# START OF PROVIDED MATERIAL

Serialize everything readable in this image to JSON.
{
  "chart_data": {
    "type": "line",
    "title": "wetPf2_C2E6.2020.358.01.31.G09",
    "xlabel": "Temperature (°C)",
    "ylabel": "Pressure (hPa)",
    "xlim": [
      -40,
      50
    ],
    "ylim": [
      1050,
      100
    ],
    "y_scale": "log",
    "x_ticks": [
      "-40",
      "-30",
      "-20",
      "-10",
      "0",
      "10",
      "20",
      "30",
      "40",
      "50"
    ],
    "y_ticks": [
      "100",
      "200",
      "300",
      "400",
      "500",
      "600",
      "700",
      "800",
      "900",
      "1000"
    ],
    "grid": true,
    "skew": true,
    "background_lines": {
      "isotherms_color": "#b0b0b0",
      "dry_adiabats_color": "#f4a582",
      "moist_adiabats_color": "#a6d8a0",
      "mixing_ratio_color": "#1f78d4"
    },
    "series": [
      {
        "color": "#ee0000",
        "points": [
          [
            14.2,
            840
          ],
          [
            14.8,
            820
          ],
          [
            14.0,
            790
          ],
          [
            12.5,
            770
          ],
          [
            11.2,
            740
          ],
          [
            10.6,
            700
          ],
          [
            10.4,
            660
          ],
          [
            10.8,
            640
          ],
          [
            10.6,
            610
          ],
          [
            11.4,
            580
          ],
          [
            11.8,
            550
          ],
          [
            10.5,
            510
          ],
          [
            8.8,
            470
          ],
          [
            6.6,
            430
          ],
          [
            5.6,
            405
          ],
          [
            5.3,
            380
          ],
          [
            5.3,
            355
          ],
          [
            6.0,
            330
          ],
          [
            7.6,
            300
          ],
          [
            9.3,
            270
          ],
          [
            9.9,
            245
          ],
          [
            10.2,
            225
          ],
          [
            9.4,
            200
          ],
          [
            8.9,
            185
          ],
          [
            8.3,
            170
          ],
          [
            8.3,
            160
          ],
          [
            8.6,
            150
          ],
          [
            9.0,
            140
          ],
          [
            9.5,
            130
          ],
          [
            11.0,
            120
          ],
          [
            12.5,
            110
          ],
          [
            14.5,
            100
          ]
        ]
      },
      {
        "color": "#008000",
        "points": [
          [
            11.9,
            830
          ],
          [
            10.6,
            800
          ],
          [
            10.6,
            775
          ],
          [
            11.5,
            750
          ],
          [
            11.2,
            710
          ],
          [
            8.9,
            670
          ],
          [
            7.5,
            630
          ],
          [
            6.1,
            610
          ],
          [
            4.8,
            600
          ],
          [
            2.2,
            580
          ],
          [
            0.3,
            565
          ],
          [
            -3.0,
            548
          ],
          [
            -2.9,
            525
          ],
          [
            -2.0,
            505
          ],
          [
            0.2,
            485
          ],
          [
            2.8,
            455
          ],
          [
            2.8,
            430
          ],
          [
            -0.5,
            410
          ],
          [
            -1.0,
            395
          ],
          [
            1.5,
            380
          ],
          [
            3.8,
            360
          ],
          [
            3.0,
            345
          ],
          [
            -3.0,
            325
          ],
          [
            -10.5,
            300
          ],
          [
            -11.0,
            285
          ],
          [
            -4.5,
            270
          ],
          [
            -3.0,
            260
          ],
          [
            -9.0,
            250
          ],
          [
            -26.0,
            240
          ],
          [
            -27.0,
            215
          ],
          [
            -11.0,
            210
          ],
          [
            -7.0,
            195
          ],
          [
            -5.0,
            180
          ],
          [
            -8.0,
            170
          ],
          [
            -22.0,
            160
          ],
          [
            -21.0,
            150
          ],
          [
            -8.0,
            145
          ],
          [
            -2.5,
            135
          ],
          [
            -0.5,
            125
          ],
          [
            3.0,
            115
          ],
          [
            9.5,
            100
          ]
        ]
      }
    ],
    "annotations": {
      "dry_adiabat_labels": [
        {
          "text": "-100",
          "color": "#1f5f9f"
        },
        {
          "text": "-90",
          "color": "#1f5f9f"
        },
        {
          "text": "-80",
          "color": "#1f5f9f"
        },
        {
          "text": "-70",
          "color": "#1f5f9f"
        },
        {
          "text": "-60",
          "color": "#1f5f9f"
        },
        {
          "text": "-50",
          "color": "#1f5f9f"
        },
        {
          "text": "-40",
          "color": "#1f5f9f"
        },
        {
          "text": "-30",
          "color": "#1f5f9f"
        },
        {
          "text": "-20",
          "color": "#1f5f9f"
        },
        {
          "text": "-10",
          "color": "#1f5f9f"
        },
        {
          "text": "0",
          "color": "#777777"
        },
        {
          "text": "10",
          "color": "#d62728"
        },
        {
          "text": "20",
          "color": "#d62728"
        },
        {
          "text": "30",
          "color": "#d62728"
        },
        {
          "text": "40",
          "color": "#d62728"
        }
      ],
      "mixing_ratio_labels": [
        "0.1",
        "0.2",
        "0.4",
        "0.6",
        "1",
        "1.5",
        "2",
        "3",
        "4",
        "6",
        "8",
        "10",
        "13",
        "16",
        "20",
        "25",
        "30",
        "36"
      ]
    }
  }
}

# END OF PROVIDED MATERIAL

REQUIRED WORK ▸ Write out all the records above again, exactly as they stand.

RESULT FOR THIS EXERCISE ▸
Serialize everything readable in this image to JSON.
{
  "chart_data": {
    "type": "line",
    "title": "wetPf2_C2E6.2020.358.01.31.G09",
    "xlabel": "Temperature (°C)",
    "ylabel": "Pressure (hPa)",
    "xlim": [
      -40,
      50
    ],
    "ylim": [
      1050,
      100
    ],
    "y_scale": "log",
    "x_ticks": [
      "-40",
      "-30",
      "-20",
      "-10",
      "0",
      "10",
      "20",
      "30",
      "40",
      "50"
    ],
    "y_ticks": [
      "100",
      "200",
      "300",
      "400",
      "500",
      "600",
      "700",
      "800",
      "900",
      "1000"
    ],
    "grid": true,
    "skew": true,
    "background_lines": {
      "isotherms_color": "#b0b0b0",
      "dry_adiabats_color": "#f4a582",
      "moist_adiabats_color": "#a6d8a0",
      "mixing_ratio_color": "#1f78d4"
    },
    "series": [
      {
        "color": "#ee0000",
        "points": [
          [
            14.2,
            840
          ],
          [
            14.8,
            820
          ],
          [
            14.0,
            790
          ],
          [
            12.5,
            770
          ],
          [
            11.2,
            740
          ],
          [
            10.6,
            700
          ],
          [
            10.4,
            660
          ],
          [
            10.8,
            640
          ],
          [
            10.6,
            610
          ],
          [
            11.4,
            580
          ],
          [
            11.8,
            550
          ],
          [
            10.5,
            510
          ],
          [
            8.8,
            470
          ],
          [
            6.6,
            430
          ],
          [
            5.6,
            405
          ],
          [
            5.3,
            380
          ],
          [
            5.3,
            355
          ],
          [
            6.0,
            330
          ],
          [
            7.6,
            300
          ],
          [
            9.3,
            270
          ],
          [
            9.9,
            245
          ],
          [
            10.2,
            225
          ],
          [
            9.4,
            200
          ],
          [
            8.9,
            185
          ],
          [
            8.3,
            170
          ],
          [
            8.3,
            160
          ],
          [
            8.6,
            150
          ],
          [
            9.0,
            140
          ],
          [
            9.5,
            130
          ],
          [
            11.0,
            120
          ],
          [
            12.5,
            110
          ],
          [
            14.5,
            100
          ]
        ]
      },
      {
        "color": "#008000",
        "points": [
          [
            11.9,
            830
          ],
          [
            10.6,
            800
          ],
          [
            10.6,
            775
          ],
          [
            11.5,
            750
          ],
          [
            11.2,
            710
          ],
          [
            8.9,
            670
          ],
          [
            7.5,
            630
          ],
          [
            6.1,
            610
          ],
          [
            4.8,
            600
          ],
          [
            2.2,
            580
          ],
          [
            0.3,
            565
          ],
          [
            -3.0,
            548
          ],
          [
            -2.9,
            525
          ],
          [
            -2.0,
            505
          ],
          [
            0.2,
            485
          ],
          [
            2.8,
            455
          ],
          [
            2.8,
            430
          ],
          [
            -0.5,
            410
          ],
          [
            -1.0,
            395
          ],
          [
            1.5,
            380
          ],
          [
            3.8,
            360
          ],
          [
            3.0,
            345
          ],
          [
            -3.0,
            325
          ],
          [
            -10.5,
            300
          ],
          [
            -11.0,
            285
          ],
          [
            -4.5,
            270
          ],
          [
            -3.0,
            260
          ],
          [
            -9.0,
            250
          ],
          [
            -26.0,
            240
          ],
          [
            -27.0,
            215
          ],
          [
            -11.0,
            210
          ],
          [
            -7.0,
            195
          ],
          [
            -5.0,
            180
          ],
          [
            -8.0,
            170
          ],
          [
            -22.0,
            160
          ],
          [
            -21.0,
            150
          ],
          [
            -8.0,
            145
          ],
          [
            -2.5,
            135
          ],
          [
            -0.5,
            125
          ],
          [
            3.0,
            115
          ],
          [
            9.5,
            100
          ]
        ]
      }
    ],
    "annotations": {
      "dry_adiabat_labels": [
        {
          "text": "-100",
          "color": "#1f5f9f"
        },
        {
          "text": "-90",
          "color": "#1f5f9f"
        },
        {
          "text": "-80",
          "color": "#1f5f9f"
        },
        {
          "text": "-70",
          "color": "#1f5f9f"
        },
        {
          "text": "-60",
          "color": "#1f5f9f"
        },
        {
          "text": "-50",
          "color": "#1f5f9f"
        },
        {
          "text": "-40",
          "color": "#1f5f9f"
        },
        {
          "text": "-30",
          "color": "#1f5f9f"
        },
        {
          "text": "-20",
          "color": "#1f5f9f"
        },
        {
          "text": "-10",
          "color": "#1f5f9f"
        },
        {
          "text": "0",
          "color": "#777777"
        },
        {
          "text": "10",
          "color": "#d62728"
        },
        {
          "text": "20",
          "color": "#d62728"
        },
        {
          "text": "30",
          "color": "#d62728"
        },
        {
          "text": "40",
          "color": "#d62728"
        }
      ],
      "mixing_ratio_labels": [
        "0.1",
        "0.2",
        "0.4",
        "0.6",
        "1",
        "1.5",
        "2",
        "3",
        "4",
        "6",
        "8",
        "10",
        "13",
        "16",
        "20",
        "25",
        "30",
        "36"
      ]
    }
  }
}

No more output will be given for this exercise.